Text provided =>
Welcome! Online: 86

Moldova



Cisco lost rights to iPhone trademark last year

January 15, 2007
Subscribe to: RSS, Email

Moldova.ORG -- The late dispute between Apple and Cisco seems to come to its end.

According to information from the US Patent and Trademark office, the name iPhone was abandoned in late 2005/early 2006 because Cisco was not using it.

The Cisco iPhone trademark was registered 11/16/1999 (Reg. No. 2293011). To keep the trademark registration active, you have to file a Declaration of Use before the sixth anniversary of the registration date. In this declaration you say that you have been using the name continuously for six years. The sixth anniversary would have been 11/16/2005.

Cisco did not file the Declaration of Use by 11/16/2005, which if they had been using the trademark would seemingly have been easy to do. However, the USPTO gives you an extra six months grace period, if you pay an extra fee. This grace period would have expired 5/16/2006. Cisco filed a Declaration of Use on 5/4/2006 which kept their registration active. Had they not filed, their registration would have been canceled.

According to ZDNet this means that Cisco did not actively offer a product named "iPhone" between 1999 and December 2006. However it kept control of the name because it had been approached by Apple to ask if it could have the name.

If Apple can prove in a federal court that there was no continuous use, then Cisco's registration could be cancelled and Apple could go on with this name for his future products.

Directions =>
a. List each distinct date that the iPhone trademark article writes in numeric month/day/year form.
b. Reproduce the part of the iPhone trademark article that begins at the words "Cisco did not file" and stops after "his future products.".
The data that follows comes from a separate source, not from the iPhone trademark article.

Data for review =>
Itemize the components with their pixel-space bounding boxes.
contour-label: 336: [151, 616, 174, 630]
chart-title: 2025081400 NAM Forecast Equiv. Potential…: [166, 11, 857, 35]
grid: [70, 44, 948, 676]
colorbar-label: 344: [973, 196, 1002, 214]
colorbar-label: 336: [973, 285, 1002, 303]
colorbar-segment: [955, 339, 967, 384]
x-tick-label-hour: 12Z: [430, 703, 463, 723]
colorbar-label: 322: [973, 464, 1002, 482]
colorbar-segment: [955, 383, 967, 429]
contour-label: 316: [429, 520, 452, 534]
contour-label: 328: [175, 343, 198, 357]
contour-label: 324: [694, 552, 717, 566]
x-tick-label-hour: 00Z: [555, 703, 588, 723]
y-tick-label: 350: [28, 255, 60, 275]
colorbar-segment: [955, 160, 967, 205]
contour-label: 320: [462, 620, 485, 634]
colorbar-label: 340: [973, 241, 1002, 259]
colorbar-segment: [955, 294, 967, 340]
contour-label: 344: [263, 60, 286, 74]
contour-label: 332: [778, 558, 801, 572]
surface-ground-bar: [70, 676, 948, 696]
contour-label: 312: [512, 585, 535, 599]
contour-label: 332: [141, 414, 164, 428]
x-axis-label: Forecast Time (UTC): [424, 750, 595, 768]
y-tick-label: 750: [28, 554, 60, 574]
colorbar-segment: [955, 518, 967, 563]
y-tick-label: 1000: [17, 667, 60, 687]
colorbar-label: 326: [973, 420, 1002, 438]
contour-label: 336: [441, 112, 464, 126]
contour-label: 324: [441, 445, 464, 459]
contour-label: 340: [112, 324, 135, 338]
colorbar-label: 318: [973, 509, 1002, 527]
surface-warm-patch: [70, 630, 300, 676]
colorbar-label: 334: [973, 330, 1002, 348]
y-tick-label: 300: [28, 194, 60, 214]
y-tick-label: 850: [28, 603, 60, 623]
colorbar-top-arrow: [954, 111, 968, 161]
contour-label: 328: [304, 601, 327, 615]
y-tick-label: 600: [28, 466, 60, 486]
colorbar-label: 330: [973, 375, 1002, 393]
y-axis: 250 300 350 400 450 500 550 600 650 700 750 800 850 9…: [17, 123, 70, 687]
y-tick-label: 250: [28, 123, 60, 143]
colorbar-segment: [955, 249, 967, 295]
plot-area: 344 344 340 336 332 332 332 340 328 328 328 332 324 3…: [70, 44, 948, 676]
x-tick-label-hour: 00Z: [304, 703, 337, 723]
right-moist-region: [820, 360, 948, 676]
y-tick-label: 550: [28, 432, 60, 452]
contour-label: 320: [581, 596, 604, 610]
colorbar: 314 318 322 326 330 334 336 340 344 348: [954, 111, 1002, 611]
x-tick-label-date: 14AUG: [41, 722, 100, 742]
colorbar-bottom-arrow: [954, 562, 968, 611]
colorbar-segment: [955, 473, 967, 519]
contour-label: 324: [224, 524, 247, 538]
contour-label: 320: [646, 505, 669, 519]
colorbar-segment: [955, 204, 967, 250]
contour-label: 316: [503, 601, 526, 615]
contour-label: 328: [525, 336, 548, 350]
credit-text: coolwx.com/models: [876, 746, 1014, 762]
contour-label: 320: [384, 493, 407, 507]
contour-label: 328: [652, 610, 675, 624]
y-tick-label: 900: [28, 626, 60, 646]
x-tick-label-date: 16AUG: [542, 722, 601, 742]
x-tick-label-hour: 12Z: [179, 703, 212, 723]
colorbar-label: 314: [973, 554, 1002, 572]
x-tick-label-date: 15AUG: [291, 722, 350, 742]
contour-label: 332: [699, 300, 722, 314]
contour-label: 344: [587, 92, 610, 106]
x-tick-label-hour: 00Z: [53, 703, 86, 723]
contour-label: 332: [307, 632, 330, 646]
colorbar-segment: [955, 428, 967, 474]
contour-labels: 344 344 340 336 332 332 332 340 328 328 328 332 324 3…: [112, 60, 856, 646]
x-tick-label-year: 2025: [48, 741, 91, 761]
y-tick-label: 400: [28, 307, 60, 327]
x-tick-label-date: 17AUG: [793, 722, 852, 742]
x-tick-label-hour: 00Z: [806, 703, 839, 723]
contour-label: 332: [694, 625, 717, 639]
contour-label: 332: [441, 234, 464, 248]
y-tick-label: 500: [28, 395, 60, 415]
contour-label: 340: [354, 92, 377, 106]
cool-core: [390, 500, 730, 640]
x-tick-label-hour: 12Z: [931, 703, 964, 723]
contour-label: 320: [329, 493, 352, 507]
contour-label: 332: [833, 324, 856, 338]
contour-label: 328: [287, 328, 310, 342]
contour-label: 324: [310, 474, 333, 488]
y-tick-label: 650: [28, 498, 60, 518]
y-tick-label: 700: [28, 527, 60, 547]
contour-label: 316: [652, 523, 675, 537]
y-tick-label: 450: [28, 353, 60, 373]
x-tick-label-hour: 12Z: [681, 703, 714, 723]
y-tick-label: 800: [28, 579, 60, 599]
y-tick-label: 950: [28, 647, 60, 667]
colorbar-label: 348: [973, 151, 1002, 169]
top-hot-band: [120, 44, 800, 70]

Answer list =>
a.
11/16/1999
11/16/2005
5/16/2006
5/4/2006

b.
Cisco did not file the Declaration of Use by 11/16/2005, which if they had been using the trademark would seemingly have been easy to do. However, the USPTO gives you an extra six months grace period, if you pay an extra fee. This grace period would have expired 5/16/2006. Cisco filed a Declaration of Use on 5/4/2006 which kept their registration active. Had they not filed, their registration would have been canceled.

According to ZDNet this means that Cisco did not actively offer a product named "iPhone" between 1999 and December 2006. However it kept control of the name because it had been approached by Apple to ask if it could have the name.

If Apple can prove in a federal court that there was no continuous use, then Cisco's registration could be cancelled and Apple could go on with this name for his future products.